GOAL OF THE EXERCISE:
Print the data exactly, leaving nothing out.

MATERIAL TO PROCESS:
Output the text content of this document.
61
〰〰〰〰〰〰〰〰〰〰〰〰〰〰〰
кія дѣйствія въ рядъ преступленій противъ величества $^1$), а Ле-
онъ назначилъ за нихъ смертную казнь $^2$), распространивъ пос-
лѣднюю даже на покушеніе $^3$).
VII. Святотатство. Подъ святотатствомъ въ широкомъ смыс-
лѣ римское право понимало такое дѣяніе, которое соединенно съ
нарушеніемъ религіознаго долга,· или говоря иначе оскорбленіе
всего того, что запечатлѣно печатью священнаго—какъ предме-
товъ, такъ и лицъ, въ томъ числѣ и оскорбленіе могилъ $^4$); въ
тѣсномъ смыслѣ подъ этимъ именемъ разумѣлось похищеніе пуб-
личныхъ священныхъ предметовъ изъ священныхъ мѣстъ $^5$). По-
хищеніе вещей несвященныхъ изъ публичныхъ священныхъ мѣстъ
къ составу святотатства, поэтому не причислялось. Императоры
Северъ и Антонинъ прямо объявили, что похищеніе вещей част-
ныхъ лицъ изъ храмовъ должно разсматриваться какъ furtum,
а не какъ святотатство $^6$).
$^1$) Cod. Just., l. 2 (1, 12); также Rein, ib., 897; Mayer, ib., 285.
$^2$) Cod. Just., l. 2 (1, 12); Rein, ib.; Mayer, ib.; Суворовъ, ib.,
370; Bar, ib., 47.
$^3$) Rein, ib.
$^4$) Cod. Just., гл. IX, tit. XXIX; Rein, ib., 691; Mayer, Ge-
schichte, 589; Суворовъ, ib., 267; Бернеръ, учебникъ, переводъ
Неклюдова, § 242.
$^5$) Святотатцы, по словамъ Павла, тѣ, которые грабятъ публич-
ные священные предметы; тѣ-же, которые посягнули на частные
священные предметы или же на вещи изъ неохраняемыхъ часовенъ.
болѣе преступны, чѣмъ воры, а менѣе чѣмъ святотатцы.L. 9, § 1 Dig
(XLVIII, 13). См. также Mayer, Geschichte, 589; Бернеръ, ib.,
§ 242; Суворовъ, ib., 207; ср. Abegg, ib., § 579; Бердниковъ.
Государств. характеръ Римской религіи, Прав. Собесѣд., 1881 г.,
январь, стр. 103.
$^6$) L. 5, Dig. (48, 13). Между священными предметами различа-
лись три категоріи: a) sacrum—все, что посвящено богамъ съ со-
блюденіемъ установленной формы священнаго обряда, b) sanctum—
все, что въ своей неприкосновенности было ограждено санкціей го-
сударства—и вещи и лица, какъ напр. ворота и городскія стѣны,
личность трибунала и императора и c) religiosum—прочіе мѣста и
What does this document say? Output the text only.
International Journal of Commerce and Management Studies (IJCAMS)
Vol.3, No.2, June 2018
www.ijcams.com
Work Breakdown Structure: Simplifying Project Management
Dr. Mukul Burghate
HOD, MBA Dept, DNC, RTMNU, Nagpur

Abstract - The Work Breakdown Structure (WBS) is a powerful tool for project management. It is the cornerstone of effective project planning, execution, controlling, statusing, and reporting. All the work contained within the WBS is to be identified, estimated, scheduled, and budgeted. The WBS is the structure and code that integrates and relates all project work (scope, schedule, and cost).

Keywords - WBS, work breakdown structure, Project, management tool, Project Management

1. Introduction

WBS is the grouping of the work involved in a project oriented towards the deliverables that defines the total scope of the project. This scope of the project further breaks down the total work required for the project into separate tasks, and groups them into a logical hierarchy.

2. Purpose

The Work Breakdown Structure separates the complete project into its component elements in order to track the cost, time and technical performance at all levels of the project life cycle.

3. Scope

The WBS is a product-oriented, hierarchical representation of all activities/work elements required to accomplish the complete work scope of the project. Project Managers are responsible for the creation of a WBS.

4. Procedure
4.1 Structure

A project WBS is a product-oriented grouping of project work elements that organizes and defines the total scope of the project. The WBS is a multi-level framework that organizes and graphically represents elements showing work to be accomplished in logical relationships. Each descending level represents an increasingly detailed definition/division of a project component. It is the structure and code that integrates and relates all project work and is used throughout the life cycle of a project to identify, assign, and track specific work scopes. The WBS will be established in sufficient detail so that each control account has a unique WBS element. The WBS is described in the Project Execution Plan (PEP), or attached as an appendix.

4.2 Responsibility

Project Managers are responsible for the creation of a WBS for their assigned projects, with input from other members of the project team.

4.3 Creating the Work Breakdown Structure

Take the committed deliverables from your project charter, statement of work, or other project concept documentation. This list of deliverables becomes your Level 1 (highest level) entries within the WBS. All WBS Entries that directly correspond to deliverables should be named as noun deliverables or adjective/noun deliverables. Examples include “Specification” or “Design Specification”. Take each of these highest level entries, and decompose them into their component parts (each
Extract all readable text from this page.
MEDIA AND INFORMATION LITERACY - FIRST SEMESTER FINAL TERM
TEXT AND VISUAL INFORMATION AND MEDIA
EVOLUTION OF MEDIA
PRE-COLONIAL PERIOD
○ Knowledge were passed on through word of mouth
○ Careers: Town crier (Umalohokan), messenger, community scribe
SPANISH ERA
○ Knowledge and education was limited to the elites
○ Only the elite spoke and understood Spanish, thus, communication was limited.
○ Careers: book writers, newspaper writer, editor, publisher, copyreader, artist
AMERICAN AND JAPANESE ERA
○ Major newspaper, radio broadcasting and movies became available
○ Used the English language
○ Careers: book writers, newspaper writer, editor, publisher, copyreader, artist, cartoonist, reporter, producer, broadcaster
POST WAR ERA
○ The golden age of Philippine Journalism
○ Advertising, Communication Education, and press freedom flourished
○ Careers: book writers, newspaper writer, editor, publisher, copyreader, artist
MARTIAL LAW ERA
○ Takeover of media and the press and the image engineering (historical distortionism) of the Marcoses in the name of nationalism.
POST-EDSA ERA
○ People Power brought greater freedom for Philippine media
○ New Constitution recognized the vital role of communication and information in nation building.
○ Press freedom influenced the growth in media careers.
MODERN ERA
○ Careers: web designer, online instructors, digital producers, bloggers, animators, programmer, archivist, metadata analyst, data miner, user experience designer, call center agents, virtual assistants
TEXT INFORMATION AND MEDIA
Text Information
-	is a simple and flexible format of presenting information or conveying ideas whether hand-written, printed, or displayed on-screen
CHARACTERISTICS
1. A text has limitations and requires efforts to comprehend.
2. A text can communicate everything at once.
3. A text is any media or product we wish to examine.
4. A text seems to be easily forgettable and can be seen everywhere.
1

ANSWER TO THIS PROBLEM:
Output the text content of this document.
61
〰〰〰〰〰〰〰〰〰〰〰〰〰〰〰
кія дѣйствія въ рядъ преступленій противъ величества $^1$), а Ле-
онъ назначилъ за нихъ смертную казнь $^2$), распространивъ пос-
лѣднюю даже на покушеніе $^3$).
VII. Святотатство. Подъ святотатствомъ въ широкомъ смыс-
лѣ римское право понимало такое дѣяніе, которое соединенно съ
нарушеніемъ религіознаго долга,· или говоря иначе оскорбленіе
всего того, что запечатлѣно печатью священнаго—какъ предме-
товъ, такъ и лицъ, въ томъ числѣ и оскорбленіе могилъ $^4$); въ
тѣсномъ смыслѣ подъ этимъ именемъ разумѣлось похищеніе пуб-
личныхъ священныхъ предметовъ изъ священныхъ мѣстъ $^5$). По-
хищеніе вещей несвященныхъ изъ публичныхъ священныхъ мѣстъ
къ составу святотатства, поэтому не причислялось. Императоры
Северъ и Антонинъ прямо объявили, что похищеніе вещей част-
ныхъ лицъ изъ храмовъ должно разсматриваться какъ furtum,
а не какъ святотатство $^6$).
$^1$) Cod. Just., l. 2 (1, 12); также Rein, ib., 897; Mayer, ib., 285.
$^2$) Cod. Just., l. 2 (1, 12); Rein, ib.; Mayer, ib.; Суворовъ, ib.,
370; Bar, ib., 47.
$^3$) Rein, ib.
$^4$) Cod. Just., гл. IX, tit. XXIX; Rein, ib., 691; Mayer, Ge-
schichte, 589; Суворовъ, ib., 267; Бернеръ, учебникъ, переводъ
Неклюдова, § 242.
$^5$) Святотатцы, по словамъ Павла, тѣ, которые грабятъ публич-
ные священные предметы; тѣ-же, которые посягнули на частные
священные предметы или же на вещи изъ неохраняемыхъ часовенъ.
болѣе преступны, чѣмъ воры, а менѣе чѣмъ святотатцы.L. 9, § 1 Dig
(XLVIII, 13). См. также Mayer, Geschichte, 589; Бернеръ, ib.,
§ 242; Суворовъ, ib., 207; ср. Abegg, ib., § 579; Бердниковъ.
Государств. характеръ Римской религіи, Прав. Собесѣд., 1881 г.,
январь, стр. 103.
$^6$) L. 5, Dig. (48, 13). Между священными предметами различа-
лись три категоріи: a) sacrum—все, что посвящено богамъ съ со-
блюденіемъ установленной формы священнаго обряда, b) sanctum—
все, что въ своей неприкосновенности было ограждено санкціей го-
сударства—и вещи и лица, какъ напр. ворота и городскія стѣны,
личность трибунала и императора и c) religiosum—прочіе мѣста и
What does this document say? Output the text only.
International Journal of Commerce and Management Studies (IJCAMS)
Vol.3, No.2, June 2018
www.ijcams.com
Work Breakdown Structure: Simplifying Project Management
Dr. Mukul Burghate
HOD, MBA Dept, DNC, RTMNU, Nagpur

Abstract - The Work Breakdown Structure (WBS) is a powerful tool for project management. It is the cornerstone of effective project planning, execution, controlling, statusing, and reporting. All the work contained within the WBS is to be identified, estimated, scheduled, and budgeted. The WBS is the structure and code that integrates and relates all project work (scope, schedule, and cost).

Keywords - WBS, work breakdown structure, Project, management tool, Project Management

1. Introduction

WBS is the grouping of the work involved in a project oriented towards the deliverables that defines the total scope of the project. This scope of the project further breaks down the total work required for the project into separate tasks, and groups them into a logical hierarchy.

2. Purpose

The Work Breakdown Structure separates the complete project into its component elements in order to track the cost, time and technical performance at all levels of the project life cycle.

3. Scope

The WBS is a product-oriented, hierarchical representation of all activities/work elements required to accomplish the complete work scope of the project. Project Managers are responsible for the creation of a WBS.

4. Procedure
4.1 Structure

A project WBS is a product-oriented grouping of project work elements that organizes and defines the total scope of the project. The WBS is a multi-level framework that organizes and graphically represents elements showing work to be accomplished in logical relationships. Each descending level represents an increasingly detailed definition/division of a project component. It is the structure and code that integrates and relates all project work and is used throughout the life cycle of a project to identify, assign, and track specific work scopes. The WBS will be established in sufficient detail so that each control account has a unique WBS element. The WBS is described in the Project Execution Plan (PEP), or attached as an appendix.

4.2 Responsibility

Project Managers are responsible for the creation of a WBS for their assigned projects, with input from other members of the project team.

4.3 Creating the Work Breakdown Structure

Take the committed deliverables from your project charter, statement of work, or other project concept documentation. This list of deliverables becomes your Level 1 (highest level) entries within the WBS. All WBS Entries that directly correspond to deliverables should be named as noun deliverables or adjective/noun deliverables. Examples include “Specification” or “Design Specification”. Take each of these highest level entries, and decompose them into their component parts (each
Extract all readable text from this page.
MEDIA AND INFORMATION LITERACY - FIRST SEMESTER FINAL TERM
TEXT AND VISUAL INFORMATION AND MEDIA
EVOLUTION OF MEDIA
PRE-COLONIAL PERIOD
○ Knowledge were passed on through word of mouth
○ Careers: Town crier (Umalohokan), messenger, community scribe
SPANISH ERA
○ Knowledge and education was limited to the elites
○ Only the elite spoke and understood Spanish, thus, communication was limited.
○ Careers: book writers, newspaper writer, editor, publisher, copyreader, artist
AMERICAN AND JAPANESE ERA
○ Major newspaper, radio broadcasting and movies became available
○ Used the English language
○ Careers: book writers, newspaper writer, editor, publisher, copyreader, artist, cartoonist, reporter, producer, broadcaster
POST WAR ERA
○ The golden age of Philippine Journalism
○ Advertising, Communication Education, and press freedom flourished
○ Careers: book writers, newspaper writer, editor, publisher, copyreader, artist
MARTIAL LAW ERA
○ Takeover of media and the press and the image engineering (historical distortionism) of the Marcoses in the name of nationalism.
POST-EDSA ERA
○ People Power brought greater freedom for Philippine media
○ New Constitution recognized the vital role of communication and information in nation building.
○ Press freedom influenced the growth in media careers.
MODERN ERA
○ Careers: web designer, online instructors, digital producers, bloggers, animators, programmer, archivist, metadata analyst, data miner, user experience designer, call center agents, virtual assistants
TEXT INFORMATION AND MEDIA
Text Information
-	is a simple and flexible format of presenting information or conveying ideas whether hand-written, printed, or displayed on-screen
CHARACTERISTICS
1. A text has limitations and requires efforts to comprehend.
2. A text can communicate everything at once.
3. A text is any media or product we wish to examine.
4. A text seems to be easily forgettable and can be seen everywhere.
1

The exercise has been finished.